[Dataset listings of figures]
---
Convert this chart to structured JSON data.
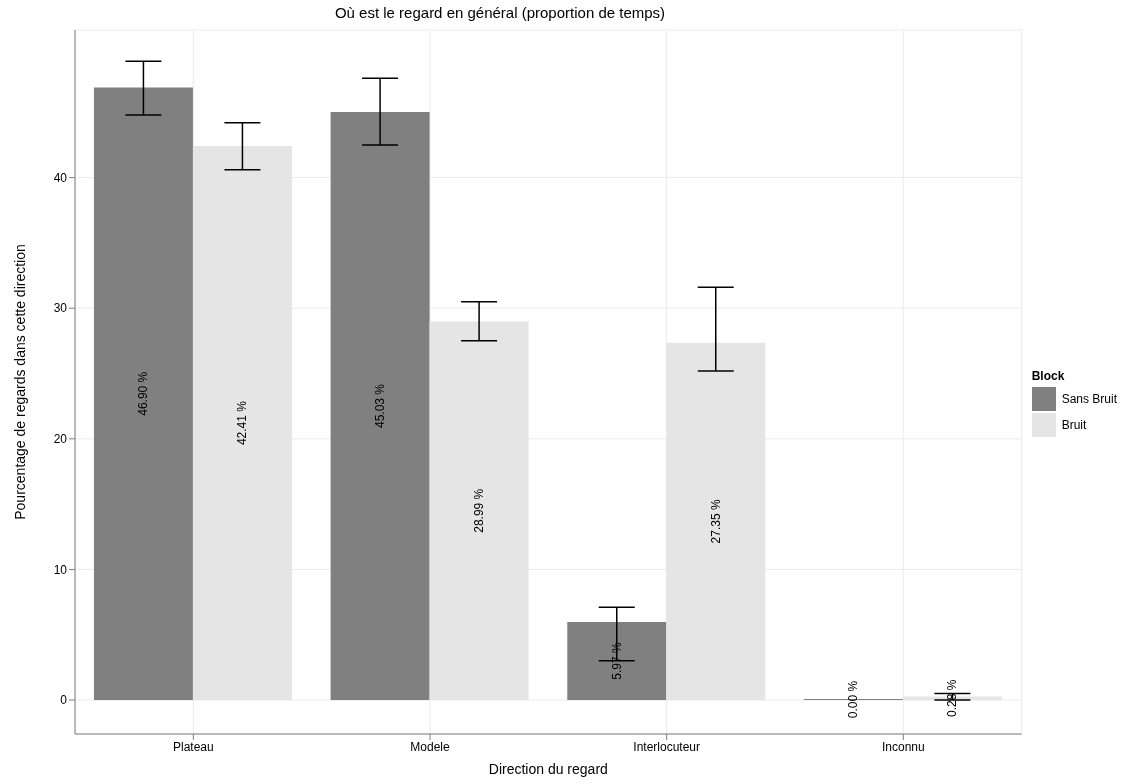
{
  "chart_data": {
    "type": "bar",
    "title": "Où est le regard en général (proportion de temps)",
    "xlabel": "Direction du regard",
    "ylabel": "Pourcentage de regards dans cette direction",
    "legend_title": "Block",
    "categories": [
      "Plateau",
      "Modele",
      "Interlocuteur",
      "Inconnu"
    ],
    "series": [
      {
        "name": "Sans Bruit",
        "color": "#808080",
        "values": [
          46.9,
          45.03,
          5.97,
          0.0
        ],
        "errors": [
          [
            44.8,
            48.9
          ],
          [
            42.5,
            47.6
          ],
          [
            3.0,
            7.1
          ],
          null
        ],
        "value_labels": [
          "46.90 %",
          "45.03 %",
          "5.97 %",
          "0.00 %"
        ]
      },
      {
        "name": "Bruit",
        "color": "#e5e5e5",
        "values": [
          42.41,
          28.99,
          27.35,
          0.28
        ],
        "errors": [
          [
            40.6,
            44.2
          ],
          [
            27.5,
            30.5
          ],
          [
            25.2,
            31.6
          ],
          [
            0.0,
            0.5
          ]
        ],
        "value_labels": [
          "42.41 %",
          "28.99 %",
          "27.35 %",
          "0.28 %"
        ]
      }
    ],
    "ylim": [
      -2.6,
      51.3
    ],
    "yticks": [
      0,
      10,
      20,
      30,
      40
    ],
    "grid": true,
    "legend": "right"
  }
}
---
**GIVEN INSTRUCTION**
Copy out all the records exactly, excluding pictures.

**RESPONSE TO THIS EXERCISE**
Convert this chart to structured JSON data.
{
  "chart_data": {
    "type": "bar",
    "title": "Où est le regard en général (proportion de temps)",
    "xlabel": "Direction du regard",
    "ylabel": "Pourcentage de regards dans cette direction",
    "legend_title": "Block",
    "categories": [
      "Plateau",
      "Modele",
      "Interlocuteur",
      "Inconnu"
    ],
    "series": [
      {
        "name": "Sans Bruit",
        "color": "#808080",
        "values": [
          46.9,
          45.03,
          5.97,
          0.0
        ],
        "errors": [
          [
            44.8,
            48.9
          ],
          [
            42.5,
            47.6
          ],
          [
            3.0,
            7.1
          ],
          null
        ],
        "value_labels": [
          "46.90 %",
          "45.03 %",
          "5.97 %",
          "0.00 %"
        ]
      },
      {
        "name": "Bruit",
        "color": "#e5e5e5",
        "values": [
          42.41,
          28.99,
          27.35,
          0.28
        ],
        "errors": [
          [
            40.6,
            44.2
          ],
          [
            27.5,
            30.5
          ],
          [
            25.2,
            31.6
          ],
          [
            0.0,
            0.5
          ]
        ],
        "value_labels": [
          "42.41 %",
          "28.99 %",
          "27.35 %",
          "0.28 %"
        ]
      }
    ],
    "ylim": [
      -2.6,
      51.3
    ],
    "yticks": [
      0,
      10,
      20,
      30,
      40
    ],
    "grid": true,
    "legend": "right"
  }
}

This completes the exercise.